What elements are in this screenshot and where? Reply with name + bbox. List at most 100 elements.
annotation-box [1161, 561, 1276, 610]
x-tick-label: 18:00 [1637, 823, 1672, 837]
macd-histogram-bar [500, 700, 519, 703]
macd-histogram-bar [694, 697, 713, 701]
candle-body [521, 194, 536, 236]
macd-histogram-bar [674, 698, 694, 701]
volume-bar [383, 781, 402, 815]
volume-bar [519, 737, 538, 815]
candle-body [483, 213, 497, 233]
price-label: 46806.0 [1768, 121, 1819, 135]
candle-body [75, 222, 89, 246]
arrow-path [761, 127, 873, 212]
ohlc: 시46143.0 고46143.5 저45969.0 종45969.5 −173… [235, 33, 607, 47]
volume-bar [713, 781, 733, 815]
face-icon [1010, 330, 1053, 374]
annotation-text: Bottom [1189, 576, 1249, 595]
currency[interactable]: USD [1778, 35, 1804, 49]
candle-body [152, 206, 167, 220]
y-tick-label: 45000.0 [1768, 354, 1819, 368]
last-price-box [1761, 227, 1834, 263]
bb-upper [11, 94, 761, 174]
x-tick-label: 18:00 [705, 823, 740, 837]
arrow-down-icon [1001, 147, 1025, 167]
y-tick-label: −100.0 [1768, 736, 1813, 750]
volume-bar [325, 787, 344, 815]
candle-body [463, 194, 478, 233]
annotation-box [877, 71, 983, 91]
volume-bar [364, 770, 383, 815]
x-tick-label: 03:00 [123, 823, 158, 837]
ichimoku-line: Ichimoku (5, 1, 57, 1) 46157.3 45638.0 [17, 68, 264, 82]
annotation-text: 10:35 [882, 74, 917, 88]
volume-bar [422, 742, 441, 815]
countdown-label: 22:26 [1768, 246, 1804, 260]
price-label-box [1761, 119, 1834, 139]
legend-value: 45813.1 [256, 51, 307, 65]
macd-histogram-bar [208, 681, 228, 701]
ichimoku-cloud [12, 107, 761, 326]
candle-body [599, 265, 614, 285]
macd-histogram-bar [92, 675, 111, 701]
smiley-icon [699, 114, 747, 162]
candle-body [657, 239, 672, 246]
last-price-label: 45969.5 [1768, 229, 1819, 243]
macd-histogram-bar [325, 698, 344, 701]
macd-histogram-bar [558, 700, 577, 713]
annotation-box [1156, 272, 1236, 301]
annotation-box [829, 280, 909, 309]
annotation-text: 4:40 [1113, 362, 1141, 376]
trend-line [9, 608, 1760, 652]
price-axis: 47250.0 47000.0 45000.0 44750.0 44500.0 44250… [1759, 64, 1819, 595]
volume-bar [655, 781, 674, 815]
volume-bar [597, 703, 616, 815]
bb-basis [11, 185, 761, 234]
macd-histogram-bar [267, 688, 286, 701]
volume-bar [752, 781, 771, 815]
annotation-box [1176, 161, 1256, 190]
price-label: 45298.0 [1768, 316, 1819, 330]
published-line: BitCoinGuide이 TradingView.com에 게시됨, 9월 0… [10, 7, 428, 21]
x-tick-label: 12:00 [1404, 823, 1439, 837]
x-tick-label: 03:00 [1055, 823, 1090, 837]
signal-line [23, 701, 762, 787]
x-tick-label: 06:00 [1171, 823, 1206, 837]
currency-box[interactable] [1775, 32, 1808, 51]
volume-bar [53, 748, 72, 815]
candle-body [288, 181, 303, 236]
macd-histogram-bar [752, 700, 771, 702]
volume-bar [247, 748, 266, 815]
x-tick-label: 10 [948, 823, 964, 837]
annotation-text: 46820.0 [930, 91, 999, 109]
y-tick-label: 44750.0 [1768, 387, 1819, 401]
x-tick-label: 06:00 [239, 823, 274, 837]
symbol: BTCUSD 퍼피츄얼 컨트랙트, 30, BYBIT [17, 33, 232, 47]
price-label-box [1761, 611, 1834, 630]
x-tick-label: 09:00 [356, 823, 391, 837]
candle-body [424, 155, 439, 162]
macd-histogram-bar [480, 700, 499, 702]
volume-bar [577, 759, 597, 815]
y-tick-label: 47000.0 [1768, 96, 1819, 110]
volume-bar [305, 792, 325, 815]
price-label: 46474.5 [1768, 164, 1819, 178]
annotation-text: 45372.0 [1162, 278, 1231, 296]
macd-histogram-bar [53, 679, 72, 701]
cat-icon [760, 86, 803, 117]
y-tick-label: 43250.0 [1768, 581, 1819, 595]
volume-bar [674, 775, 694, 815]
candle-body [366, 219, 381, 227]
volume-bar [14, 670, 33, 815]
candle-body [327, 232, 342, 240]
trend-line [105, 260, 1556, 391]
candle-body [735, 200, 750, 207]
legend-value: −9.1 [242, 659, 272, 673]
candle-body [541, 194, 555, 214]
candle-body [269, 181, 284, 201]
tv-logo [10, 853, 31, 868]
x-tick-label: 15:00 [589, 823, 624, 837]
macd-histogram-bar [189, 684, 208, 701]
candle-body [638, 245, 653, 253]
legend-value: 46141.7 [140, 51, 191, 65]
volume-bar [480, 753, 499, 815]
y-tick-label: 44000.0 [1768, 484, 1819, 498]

:::::

> _Task statement_: Reproduce all of the data above, line for line and without any changes.

> _Answer to the exercise_:
What elements are in this screenshot and where? Reply with name + bbox. List at most 100 elements.
annotation-box [1161, 561, 1276, 610]
x-tick-label: 18:00 [1637, 823, 1672, 837]
macd-histogram-bar [500, 700, 519, 703]
macd-histogram-bar [694, 697, 713, 701]
candle-body [521, 194, 536, 236]
macd-histogram-bar [674, 698, 694, 701]
volume-bar [383, 781, 402, 815]
volume-bar [519, 737, 538, 815]
candle-body [483, 213, 497, 233]
price-label: 46806.0 [1768, 121, 1819, 135]
candle-body [75, 222, 89, 246]
arrow-path [761, 127, 873, 212]
ohlc: 시46143.0 고46143.5 저45969.0 종45969.5 −173… [235, 33, 607, 47]
volume-bar [713, 781, 733, 815]
face-icon [1010, 330, 1053, 374]
annotation-text: Bottom [1189, 576, 1249, 595]
currency[interactable]: USD [1778, 35, 1804, 49]
candle-body [152, 206, 167, 220]
y-tick-label: 45000.0 [1768, 354, 1819, 368]
last-price-box [1761, 227, 1834, 263]
bb-upper [11, 94, 761, 174]
x-tick-label: 18:00 [705, 823, 740, 837]
arrow-down-icon [1001, 147, 1025, 167]
y-tick-label: −100.0 [1768, 736, 1813, 750]
volume-bar [325, 787, 344, 815]
candle-body [463, 194, 478, 233]
annotation-box [877, 71, 983, 91]
volume-bar [364, 770, 383, 815]
x-tick-label: 03:00 [123, 823, 158, 837]
ichimoku-line: Ichimoku (5, 1, 57, 1) 46157.3 45638.0 [17, 68, 264, 82]
annotation-text: 10:35 [882, 74, 917, 88]
volume-bar [422, 742, 441, 815]
countdown-label: 22:26 [1768, 246, 1804, 260]
price-label-box [1761, 119, 1834, 139]
legend-value: 45813.1 [256, 51, 307, 65]
macd-histogram-bar [208, 681, 228, 701]
ichimoku-cloud [12, 107, 761, 326]
candle-body [599, 265, 614, 285]
macd-histogram-bar [92, 675, 111, 701]
smiley-icon [699, 114, 747, 162]
candle-body [657, 239, 672, 246]
last-price-label: 45969.5 [1768, 229, 1819, 243]
macd-histogram-bar [325, 698, 344, 701]
macd-histogram-bar [558, 700, 577, 713]
annotation-box [1156, 272, 1236, 301]
annotation-box [829, 280, 909, 309]
annotation-text: 4:40 [1113, 362, 1141, 376]
trend-line [9, 608, 1760, 652]
price-axis: 47250.0 47000.0 45000.0 44750.0 44500.0 44250… [1759, 64, 1819, 595]
volume-bar [655, 781, 674, 815]
volume-bar [597, 703, 616, 815]
bb-basis [11, 185, 761, 234]
macd-histogram-bar [267, 688, 286, 701]
volume-bar [752, 781, 771, 815]
annotation-box [1176, 161, 1256, 190]
price-label: 45298.0 [1768, 316, 1819, 330]
published-line: BitCoinGuide이 TradingView.com에 게시됨, 9월 0… [10, 7, 428, 21]
x-tick-label: 12:00 [1404, 823, 1439, 837]
x-tick-label: 03:00 [1055, 823, 1090, 837]
signal-line [23, 701, 762, 787]
x-tick-label: 06:00 [1171, 823, 1206, 837]
currency-box[interactable] [1775, 32, 1808, 51]
volume-bar [53, 748, 72, 815]
candle-body [288, 181, 303, 236]
macd-histogram-bar [752, 700, 771, 702]
volume-bar [247, 748, 266, 815]
x-tick-label: 10 [948, 823, 964, 837]
annotation-text: 46820.0 [930, 91, 999, 109]
y-tick-label: 44750.0 [1768, 387, 1819, 401]
x-tick-label: 06:00 [239, 823, 274, 837]
symbol: BTCUSD 퍼피츄얼 컨트랙트, 30, BYBIT [17, 33, 232, 47]
price-label-box [1761, 611, 1834, 630]
x-tick-label: 09:00 [356, 823, 391, 837]
candle-body [424, 155, 439, 162]
macd-histogram-bar [480, 700, 499, 702]
volume-bar [577, 759, 597, 815]
y-tick-label: 47000.0 [1768, 96, 1819, 110]
volume-bar [305, 792, 325, 815]
price-label: 46474.5 [1768, 164, 1819, 178]
annotation-text: 45372.0 [1162, 278, 1231, 296]
macd-histogram-bar [53, 679, 72, 701]
cat-icon [760, 86, 803, 117]
y-tick-label: 43250.0 [1768, 581, 1819, 595]
volume-bar [674, 775, 694, 815]
candle-body [366, 219, 381, 227]
volume-bar [14, 670, 33, 815]
candle-body [327, 232, 342, 240]
trend-line [105, 260, 1556, 391]
candle-body [735, 200, 750, 207]
legend-value: −9.1 [242, 659, 272, 673]
candle-body [541, 194, 555, 214]
candle-body [269, 181, 284, 201]
tv-logo [10, 853, 31, 868]
x-tick-label: 15:00 [589, 823, 624, 837]
macd-histogram-bar [189, 684, 208, 701]
candle-body [638, 245, 653, 253]
legend-value: 46141.7 [140, 51, 191, 65]
volume-bar [480, 753, 499, 815]
y-tick-label: 44000.0 [1768, 484, 1819, 498]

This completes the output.